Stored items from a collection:

----

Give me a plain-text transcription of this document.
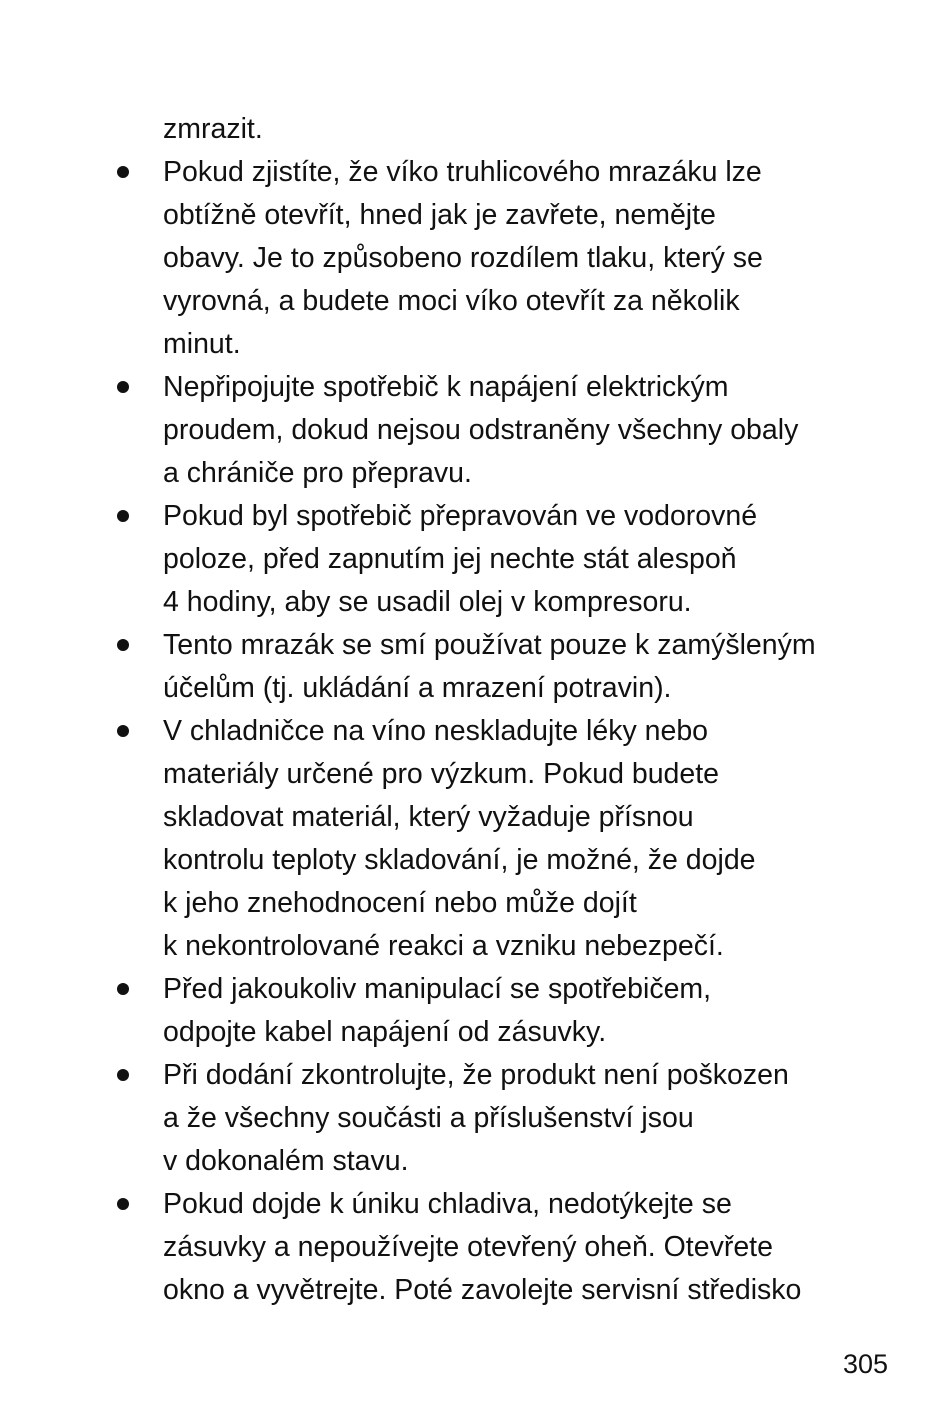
zmrazit.
Pokud zjistíte, že víko truhlicového mrazáku lze
obtížně otevřít, hned jak je zavřete, nemějte
obavy. Je to způsobeno rozdílem tlaku, který se
vyrovná, a budete moci víko otevřít za několik
minut.
Nepřipojujte spotřebič k napájení elektrickým
proudem, dokud nejsou odstraněny všechny obaly
a chrániče pro přepravu.
Pokud byl spotřebič přepravován ve vodorovné
poloze, před zapnutím jej nechte stát alespoň
4 hodiny, aby se usadil olej v kompresoru.
Tento mrazák se smí používat pouze k zamýšleným
účelům (tj. ukládání a mrazení potravin).
V chladničce na víno neskladujte léky nebo
materiály určené pro výzkum. Pokud budete
skladovat materiál, který vyžaduje přísnou
kontrolu teploty skladování, je možné, že dojde
k jeho znehodnocení nebo může dojít
k nekontrolované reakci a vzniku nebezpečí.
Před jakoukoliv manipulací se spotřebičem,
odpojte kabel napájení od zásuvky.
Při dodání zkontrolujte, že produkt není poškozen
a že všechny součásti a příslušenství jsou
v dokonalém stavu.
Pokud dojde k úniku chladiva, nedotýkejte se
zásuvky a nepoužívejte otevřený oheň. Otevřete
okno a vyvětrejte. Poté zavolejte servisní středisko
305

----

## Brief:
Using the material above, return every line exactly as it appears, minus the pictures.

## Finished exercise:
Give me a plain-text transcription of this document.
zmrazit.
Pokud zjistíte, že víko truhlicového mrazáku lze
obtížně otevřít, hned jak je zavřete, nemějte
obavy. Je to způsobeno rozdílem tlaku, který se
vyrovná, a budete moci víko otevřít za několik
minut.
Nepřipojujte spotřebič k napájení elektrickým
proudem, dokud nejsou odstraněny všechny obaly
a chrániče pro přepravu.
Pokud byl spotřebič přepravován ve vodorovné
poloze, před zapnutím jej nechte stát alespoň
4 hodiny, aby se usadil olej v kompresoru.
Tento mrazák se smí používat pouze k zamýšleným
účelům (tj. ukládání a mrazení potravin).
V chladničce na víno neskladujte léky nebo
materiály určené pro výzkum. Pokud budete
skladovat materiál, který vyžaduje přísnou
kontrolu teploty skladování, je možné, že dojde
k jeho znehodnocení nebo může dojít
k nekontrolované reakci a vzniku nebezpečí.
Před jakoukoliv manipulací se spotřebičem,
odpojte kabel napájení od zásuvky.
Při dodání zkontrolujte, že produkt není poškozen
a že všechny součásti a příslušenství jsou
v dokonalém stavu.
Pokud dojde k úniku chladiva, nedotýkejte se
zásuvky a nepoužívejte otevřený oheň. Otevřete
okno a vyvětrejte. Poté zavolejte servisní středisko
305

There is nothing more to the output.